### [EXERCISE INPUTS]
::::
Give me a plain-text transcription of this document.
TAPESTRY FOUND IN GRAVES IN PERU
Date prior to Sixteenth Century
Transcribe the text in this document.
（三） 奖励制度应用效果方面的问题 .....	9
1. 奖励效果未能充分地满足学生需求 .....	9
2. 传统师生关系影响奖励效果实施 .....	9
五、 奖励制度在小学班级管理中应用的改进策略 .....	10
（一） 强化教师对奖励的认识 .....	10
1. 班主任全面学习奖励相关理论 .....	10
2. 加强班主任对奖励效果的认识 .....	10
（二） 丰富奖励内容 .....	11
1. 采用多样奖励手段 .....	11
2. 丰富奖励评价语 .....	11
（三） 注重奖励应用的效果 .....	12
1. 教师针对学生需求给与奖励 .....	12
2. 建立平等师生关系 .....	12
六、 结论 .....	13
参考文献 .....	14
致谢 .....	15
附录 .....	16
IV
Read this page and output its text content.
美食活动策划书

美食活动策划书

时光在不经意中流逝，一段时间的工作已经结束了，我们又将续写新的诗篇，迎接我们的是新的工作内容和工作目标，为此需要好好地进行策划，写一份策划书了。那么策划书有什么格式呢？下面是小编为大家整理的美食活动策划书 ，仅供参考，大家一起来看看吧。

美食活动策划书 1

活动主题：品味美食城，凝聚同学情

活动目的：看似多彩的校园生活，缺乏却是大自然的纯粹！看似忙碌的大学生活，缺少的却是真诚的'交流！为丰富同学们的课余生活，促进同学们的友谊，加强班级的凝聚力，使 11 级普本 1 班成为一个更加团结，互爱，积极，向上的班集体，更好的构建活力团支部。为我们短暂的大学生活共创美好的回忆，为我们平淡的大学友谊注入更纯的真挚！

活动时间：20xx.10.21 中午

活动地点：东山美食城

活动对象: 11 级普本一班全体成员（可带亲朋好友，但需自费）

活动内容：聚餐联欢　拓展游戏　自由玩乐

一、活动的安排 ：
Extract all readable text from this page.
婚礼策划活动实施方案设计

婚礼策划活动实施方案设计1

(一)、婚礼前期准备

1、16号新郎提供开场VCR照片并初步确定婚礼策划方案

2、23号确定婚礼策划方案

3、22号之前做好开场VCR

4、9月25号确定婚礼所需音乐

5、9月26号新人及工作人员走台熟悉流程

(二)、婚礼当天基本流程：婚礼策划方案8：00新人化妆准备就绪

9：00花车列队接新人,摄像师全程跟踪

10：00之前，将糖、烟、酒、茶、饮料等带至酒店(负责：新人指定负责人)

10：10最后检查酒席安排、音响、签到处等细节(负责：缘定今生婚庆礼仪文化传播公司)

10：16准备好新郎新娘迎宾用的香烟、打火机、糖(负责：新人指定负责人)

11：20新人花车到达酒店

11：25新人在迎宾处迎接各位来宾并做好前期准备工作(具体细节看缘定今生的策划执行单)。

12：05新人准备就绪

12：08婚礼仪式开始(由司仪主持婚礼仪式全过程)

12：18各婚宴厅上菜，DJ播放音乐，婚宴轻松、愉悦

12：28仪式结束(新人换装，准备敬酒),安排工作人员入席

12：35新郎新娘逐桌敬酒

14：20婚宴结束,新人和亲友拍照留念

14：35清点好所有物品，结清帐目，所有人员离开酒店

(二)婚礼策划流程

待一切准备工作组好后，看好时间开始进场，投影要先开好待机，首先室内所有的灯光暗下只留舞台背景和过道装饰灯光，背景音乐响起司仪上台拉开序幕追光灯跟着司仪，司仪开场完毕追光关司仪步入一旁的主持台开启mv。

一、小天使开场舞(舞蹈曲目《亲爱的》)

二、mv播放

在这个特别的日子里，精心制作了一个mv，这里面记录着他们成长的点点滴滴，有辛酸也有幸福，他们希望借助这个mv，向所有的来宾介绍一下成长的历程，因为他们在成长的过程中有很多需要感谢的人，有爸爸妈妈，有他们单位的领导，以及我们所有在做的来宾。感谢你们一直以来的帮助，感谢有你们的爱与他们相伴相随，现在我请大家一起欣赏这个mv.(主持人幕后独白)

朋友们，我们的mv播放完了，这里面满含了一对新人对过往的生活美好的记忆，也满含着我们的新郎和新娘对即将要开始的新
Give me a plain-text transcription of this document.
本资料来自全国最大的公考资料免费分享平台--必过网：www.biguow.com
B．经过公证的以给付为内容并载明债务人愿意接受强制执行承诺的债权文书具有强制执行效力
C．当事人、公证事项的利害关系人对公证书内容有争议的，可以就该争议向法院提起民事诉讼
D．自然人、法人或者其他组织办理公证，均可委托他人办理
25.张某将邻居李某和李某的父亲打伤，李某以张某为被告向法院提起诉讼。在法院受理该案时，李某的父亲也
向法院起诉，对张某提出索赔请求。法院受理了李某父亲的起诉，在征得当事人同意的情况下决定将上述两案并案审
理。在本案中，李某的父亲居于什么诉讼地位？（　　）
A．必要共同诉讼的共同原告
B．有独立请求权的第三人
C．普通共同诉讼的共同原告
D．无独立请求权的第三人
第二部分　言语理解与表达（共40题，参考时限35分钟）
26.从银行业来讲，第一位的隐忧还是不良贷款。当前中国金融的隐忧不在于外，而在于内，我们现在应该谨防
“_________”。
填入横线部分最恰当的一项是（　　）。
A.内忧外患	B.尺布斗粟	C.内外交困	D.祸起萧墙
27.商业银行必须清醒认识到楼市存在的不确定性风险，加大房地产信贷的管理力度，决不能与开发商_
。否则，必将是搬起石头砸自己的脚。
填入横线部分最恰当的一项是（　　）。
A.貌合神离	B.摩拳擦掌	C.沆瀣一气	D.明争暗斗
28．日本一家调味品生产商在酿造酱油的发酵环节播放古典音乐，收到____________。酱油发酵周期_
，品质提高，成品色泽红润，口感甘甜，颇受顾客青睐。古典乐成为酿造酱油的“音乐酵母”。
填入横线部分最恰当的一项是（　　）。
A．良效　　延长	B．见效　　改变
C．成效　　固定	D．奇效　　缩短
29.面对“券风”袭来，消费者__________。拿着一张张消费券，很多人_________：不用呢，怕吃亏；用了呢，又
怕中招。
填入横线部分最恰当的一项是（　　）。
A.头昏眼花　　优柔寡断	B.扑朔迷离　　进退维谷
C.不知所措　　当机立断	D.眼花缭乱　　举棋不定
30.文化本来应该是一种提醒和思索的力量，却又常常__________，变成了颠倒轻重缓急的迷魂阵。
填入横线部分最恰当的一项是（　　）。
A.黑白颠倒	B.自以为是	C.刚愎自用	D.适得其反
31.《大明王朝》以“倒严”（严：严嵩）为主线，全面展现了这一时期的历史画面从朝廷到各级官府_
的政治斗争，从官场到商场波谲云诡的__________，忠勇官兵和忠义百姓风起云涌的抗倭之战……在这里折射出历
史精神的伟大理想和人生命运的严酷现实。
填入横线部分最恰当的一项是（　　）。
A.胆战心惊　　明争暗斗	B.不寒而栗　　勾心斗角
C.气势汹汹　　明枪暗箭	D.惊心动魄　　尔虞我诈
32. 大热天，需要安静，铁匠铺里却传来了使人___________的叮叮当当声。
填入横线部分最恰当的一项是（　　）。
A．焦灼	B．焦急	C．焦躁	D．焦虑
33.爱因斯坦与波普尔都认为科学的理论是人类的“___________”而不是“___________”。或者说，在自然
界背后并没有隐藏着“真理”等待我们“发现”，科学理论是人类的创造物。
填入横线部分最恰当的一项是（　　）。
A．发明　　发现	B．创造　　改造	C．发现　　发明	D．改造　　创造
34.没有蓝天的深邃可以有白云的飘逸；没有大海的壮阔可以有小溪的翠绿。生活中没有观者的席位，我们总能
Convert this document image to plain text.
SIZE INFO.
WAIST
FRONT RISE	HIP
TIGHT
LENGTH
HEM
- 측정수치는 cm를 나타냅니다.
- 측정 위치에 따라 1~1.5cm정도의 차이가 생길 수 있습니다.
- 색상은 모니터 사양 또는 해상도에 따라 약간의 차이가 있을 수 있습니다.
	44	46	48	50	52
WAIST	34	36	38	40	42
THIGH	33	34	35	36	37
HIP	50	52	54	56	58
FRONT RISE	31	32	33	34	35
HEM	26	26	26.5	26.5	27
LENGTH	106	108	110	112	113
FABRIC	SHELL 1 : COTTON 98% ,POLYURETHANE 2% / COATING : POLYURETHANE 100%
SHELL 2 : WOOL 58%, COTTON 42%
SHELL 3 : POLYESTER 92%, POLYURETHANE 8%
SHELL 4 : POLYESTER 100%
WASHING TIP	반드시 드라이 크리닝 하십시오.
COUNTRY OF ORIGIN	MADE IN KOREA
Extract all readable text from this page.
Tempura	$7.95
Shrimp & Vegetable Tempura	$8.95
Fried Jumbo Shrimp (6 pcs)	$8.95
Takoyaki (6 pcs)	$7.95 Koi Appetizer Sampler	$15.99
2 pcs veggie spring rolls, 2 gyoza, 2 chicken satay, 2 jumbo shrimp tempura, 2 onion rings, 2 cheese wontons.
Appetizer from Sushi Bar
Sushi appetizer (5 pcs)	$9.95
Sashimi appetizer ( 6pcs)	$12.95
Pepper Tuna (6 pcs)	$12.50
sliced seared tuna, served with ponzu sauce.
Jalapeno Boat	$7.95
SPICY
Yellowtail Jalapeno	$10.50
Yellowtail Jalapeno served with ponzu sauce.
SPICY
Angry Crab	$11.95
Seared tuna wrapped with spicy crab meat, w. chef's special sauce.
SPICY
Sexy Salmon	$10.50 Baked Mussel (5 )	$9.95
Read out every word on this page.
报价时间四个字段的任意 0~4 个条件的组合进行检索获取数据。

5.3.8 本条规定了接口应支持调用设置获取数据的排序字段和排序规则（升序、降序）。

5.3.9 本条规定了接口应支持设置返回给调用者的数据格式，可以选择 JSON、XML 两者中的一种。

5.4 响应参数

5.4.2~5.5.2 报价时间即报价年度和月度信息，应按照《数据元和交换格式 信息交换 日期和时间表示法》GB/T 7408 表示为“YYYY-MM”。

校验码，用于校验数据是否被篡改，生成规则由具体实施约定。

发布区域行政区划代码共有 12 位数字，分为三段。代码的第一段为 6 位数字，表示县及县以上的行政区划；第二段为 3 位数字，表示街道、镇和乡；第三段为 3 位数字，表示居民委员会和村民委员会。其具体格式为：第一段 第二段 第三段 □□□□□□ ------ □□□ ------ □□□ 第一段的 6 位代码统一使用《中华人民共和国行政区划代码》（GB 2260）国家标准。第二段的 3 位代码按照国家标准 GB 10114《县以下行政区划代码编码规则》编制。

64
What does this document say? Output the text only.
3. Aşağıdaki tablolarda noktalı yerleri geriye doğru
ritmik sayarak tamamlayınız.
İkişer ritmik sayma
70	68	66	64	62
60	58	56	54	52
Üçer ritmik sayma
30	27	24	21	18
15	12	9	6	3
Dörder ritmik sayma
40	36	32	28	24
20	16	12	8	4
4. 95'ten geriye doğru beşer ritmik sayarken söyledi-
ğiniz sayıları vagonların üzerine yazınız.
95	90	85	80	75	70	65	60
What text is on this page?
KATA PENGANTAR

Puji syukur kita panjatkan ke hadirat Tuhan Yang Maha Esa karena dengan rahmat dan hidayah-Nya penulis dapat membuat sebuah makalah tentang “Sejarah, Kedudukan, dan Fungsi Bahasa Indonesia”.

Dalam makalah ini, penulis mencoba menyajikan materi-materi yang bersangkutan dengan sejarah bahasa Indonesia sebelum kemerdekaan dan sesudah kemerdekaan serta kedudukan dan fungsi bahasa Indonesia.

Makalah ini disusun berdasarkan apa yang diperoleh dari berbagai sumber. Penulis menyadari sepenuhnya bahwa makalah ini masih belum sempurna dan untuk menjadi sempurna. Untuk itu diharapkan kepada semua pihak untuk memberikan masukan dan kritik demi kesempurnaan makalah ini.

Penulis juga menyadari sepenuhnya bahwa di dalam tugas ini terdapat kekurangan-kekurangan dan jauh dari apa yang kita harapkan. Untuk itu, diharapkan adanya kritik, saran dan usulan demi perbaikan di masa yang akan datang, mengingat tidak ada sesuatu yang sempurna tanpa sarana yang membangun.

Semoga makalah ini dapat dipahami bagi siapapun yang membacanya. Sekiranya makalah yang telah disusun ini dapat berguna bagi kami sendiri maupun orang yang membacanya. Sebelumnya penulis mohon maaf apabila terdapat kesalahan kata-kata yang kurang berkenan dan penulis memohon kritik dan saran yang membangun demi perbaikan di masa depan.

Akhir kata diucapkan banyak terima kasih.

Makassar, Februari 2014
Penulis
::::
### [REQUIRED WORK]
Give only the count of lines in which the string "明争暗斗" appears.

### [ANSWER TO THE PROBLEM]
2